- Materials provided
╭──
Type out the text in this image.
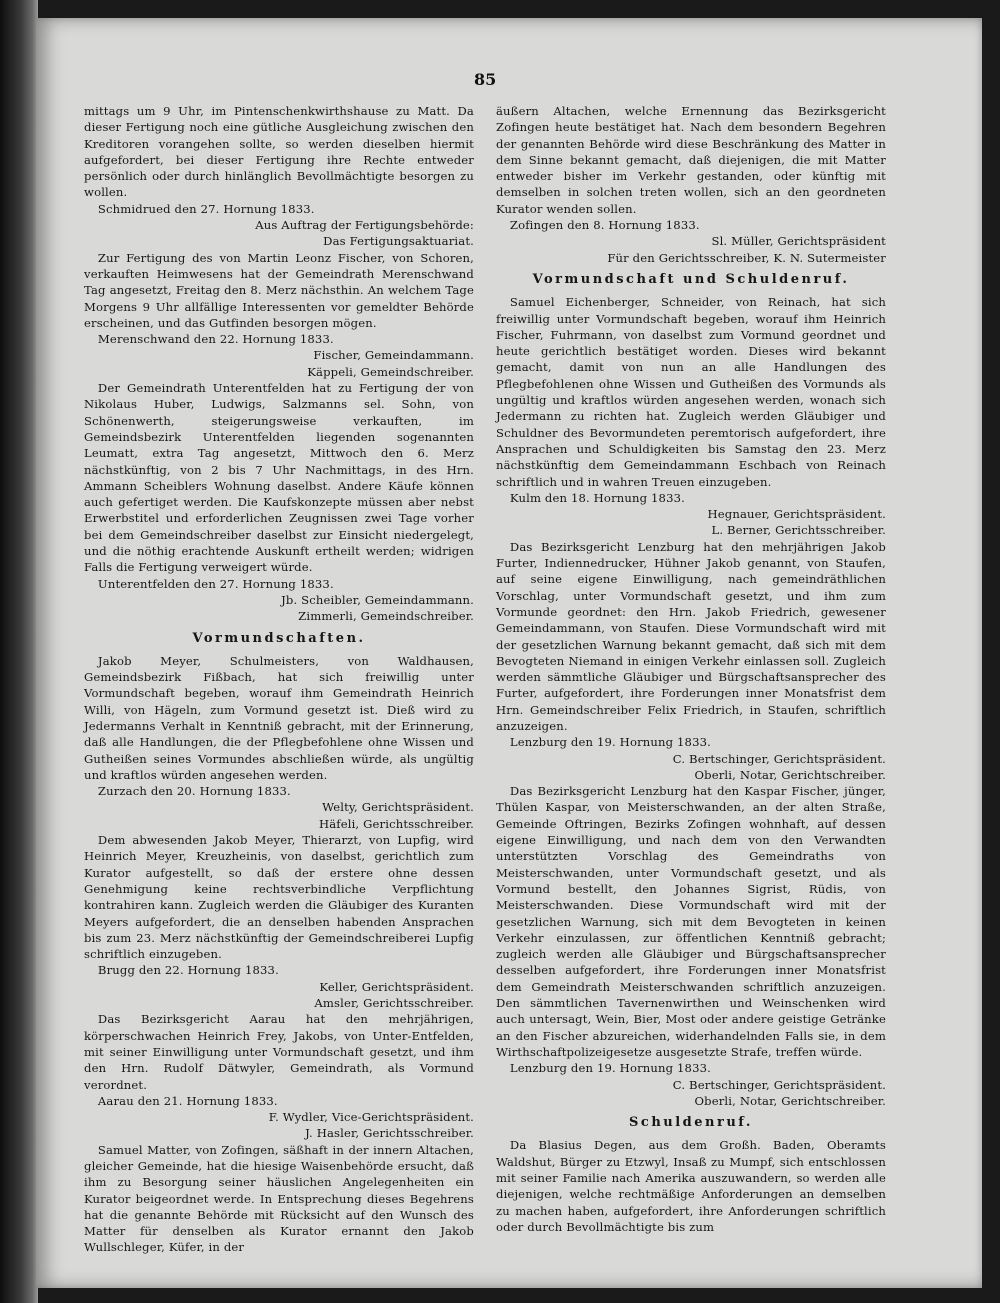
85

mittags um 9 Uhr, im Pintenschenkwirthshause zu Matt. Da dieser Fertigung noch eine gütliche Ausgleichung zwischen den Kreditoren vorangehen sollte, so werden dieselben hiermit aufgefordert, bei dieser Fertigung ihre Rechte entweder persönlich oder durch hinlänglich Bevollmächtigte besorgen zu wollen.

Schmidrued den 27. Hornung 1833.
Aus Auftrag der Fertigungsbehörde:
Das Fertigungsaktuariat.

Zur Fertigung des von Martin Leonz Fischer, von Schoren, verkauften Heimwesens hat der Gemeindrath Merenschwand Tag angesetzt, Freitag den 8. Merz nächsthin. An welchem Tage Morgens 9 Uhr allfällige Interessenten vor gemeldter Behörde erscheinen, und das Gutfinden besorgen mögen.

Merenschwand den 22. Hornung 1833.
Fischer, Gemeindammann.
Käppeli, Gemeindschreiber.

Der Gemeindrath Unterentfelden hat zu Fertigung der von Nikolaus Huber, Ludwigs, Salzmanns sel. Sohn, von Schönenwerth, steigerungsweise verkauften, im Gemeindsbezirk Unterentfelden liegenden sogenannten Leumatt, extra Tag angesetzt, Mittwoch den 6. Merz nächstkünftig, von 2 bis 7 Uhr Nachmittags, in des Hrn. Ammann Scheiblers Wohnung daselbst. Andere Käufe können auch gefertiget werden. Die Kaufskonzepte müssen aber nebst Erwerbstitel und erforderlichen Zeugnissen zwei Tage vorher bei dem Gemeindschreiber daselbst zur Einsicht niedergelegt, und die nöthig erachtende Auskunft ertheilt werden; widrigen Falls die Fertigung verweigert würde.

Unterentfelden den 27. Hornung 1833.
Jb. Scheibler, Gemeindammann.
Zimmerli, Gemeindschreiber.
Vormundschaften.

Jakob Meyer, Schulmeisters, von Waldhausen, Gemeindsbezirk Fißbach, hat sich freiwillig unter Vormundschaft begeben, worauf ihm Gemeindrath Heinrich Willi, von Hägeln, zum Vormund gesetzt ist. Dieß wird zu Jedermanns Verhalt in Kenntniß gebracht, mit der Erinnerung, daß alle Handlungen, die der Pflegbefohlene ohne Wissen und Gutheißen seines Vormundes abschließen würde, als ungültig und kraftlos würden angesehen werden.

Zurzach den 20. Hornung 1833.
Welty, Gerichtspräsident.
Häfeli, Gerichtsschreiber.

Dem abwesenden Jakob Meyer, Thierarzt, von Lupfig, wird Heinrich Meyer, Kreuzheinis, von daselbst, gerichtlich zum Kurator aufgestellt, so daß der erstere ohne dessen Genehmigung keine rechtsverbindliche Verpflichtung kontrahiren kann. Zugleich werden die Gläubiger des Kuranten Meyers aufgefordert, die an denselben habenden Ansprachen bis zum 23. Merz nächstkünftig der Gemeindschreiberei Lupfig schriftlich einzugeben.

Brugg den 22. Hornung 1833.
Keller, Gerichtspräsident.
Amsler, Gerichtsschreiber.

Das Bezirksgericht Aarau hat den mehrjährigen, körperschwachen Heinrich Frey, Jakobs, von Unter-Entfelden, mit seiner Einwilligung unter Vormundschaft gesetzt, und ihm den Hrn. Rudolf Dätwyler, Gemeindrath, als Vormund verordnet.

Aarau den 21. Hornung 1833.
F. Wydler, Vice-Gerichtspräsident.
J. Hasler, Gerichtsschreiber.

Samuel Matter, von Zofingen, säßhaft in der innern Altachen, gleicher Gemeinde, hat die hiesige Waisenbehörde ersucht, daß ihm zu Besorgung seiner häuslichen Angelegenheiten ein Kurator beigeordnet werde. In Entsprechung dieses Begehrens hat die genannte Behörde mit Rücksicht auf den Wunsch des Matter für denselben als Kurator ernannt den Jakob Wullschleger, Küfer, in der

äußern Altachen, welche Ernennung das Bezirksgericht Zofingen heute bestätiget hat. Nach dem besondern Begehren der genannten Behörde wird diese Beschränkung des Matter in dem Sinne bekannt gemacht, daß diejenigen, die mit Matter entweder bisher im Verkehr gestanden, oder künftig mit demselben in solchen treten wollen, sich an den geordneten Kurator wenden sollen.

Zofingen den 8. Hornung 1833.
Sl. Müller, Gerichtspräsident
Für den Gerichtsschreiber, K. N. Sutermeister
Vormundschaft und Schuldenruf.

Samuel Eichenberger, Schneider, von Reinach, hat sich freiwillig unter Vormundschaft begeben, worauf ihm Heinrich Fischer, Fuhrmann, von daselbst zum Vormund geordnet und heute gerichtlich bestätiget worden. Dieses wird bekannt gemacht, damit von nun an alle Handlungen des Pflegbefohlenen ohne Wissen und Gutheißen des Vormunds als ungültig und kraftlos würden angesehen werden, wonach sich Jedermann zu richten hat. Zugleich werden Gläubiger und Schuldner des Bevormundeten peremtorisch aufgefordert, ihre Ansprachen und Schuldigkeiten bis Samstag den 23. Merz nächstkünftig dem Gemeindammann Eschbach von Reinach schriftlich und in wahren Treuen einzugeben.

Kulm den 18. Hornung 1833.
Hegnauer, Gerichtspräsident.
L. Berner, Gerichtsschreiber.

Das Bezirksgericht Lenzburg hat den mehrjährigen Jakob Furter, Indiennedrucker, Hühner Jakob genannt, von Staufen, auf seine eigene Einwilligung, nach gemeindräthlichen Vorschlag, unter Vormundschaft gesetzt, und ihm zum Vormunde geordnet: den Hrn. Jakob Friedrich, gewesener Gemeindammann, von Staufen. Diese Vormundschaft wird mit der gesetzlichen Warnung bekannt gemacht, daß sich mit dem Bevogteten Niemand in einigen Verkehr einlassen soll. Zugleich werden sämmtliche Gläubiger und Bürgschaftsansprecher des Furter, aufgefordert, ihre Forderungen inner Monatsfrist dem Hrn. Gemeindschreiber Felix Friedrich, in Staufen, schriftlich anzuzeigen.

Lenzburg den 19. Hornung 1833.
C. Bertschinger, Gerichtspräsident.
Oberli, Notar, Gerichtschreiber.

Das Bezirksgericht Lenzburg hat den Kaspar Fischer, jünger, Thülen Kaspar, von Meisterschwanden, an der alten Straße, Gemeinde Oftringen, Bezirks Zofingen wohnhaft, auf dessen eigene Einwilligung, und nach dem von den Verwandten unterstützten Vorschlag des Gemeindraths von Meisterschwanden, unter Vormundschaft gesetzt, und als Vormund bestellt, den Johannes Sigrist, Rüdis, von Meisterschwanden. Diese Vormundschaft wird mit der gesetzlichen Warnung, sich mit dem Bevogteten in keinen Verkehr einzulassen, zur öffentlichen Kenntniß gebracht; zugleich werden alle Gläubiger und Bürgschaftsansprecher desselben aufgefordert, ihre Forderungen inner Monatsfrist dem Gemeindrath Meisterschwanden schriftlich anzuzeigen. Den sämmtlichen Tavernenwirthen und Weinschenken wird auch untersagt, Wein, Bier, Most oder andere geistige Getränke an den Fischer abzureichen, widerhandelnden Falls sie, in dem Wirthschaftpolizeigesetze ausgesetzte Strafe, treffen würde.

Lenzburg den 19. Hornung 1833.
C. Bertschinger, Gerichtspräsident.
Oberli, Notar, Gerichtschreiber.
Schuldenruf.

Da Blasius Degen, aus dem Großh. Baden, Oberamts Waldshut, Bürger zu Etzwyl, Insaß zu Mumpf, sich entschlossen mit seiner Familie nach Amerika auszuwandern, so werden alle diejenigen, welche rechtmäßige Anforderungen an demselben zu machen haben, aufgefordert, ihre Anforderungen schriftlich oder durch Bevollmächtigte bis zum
╰──
- Set task
Extract each line from the listing that holds the word "Wissen".

- Task response
Jakob Meyer, Schulmeisters, von Waldhausen, Gemeindsbezirk Fißbach, hat sich freiwillig unter Vormundschaft begeben, worauf ihm Gemeindrath Heinrich Willi, von Hägeln, zum Vormund gesetzt ist. Dieß wird zu Jedermanns Verhalt in Kenntniß gebracht, mit der Erinnerung, daß alle Handlungen, die der Pflegbefohlene ohne Wissen und Gutheißen seines Vormundes abschließen würde, als ungültig und kraftlos würden angesehen werden.
Samuel Eichenberger, Schneider, von Reinach, hat sich freiwillig unter Vormundschaft begeben, worauf ihm Heinrich Fischer, Fuhrmann, von daselbst zum Vormund geordnet und heute gerichtlich bestätiget worden. Dieses wird bekannt gemacht, damit von nun an alle Handlungen des Pflegbefohlenen ohne Wissen und Gutheißen des Vormunds als ungültig und kraftlos würden angesehen werden, wonach sich Jedermann zu richten hat. Zugleich werden Gläubiger und Schuldner des Bevormundeten peremtorisch aufgefordert, ihre Ansprachen und Schuldigkeiten bis Samstag den 23. Merz nächstkünftig dem Gemeindammann Eschbach von Reinach schriftlich und in wahren Treuen einzugeben.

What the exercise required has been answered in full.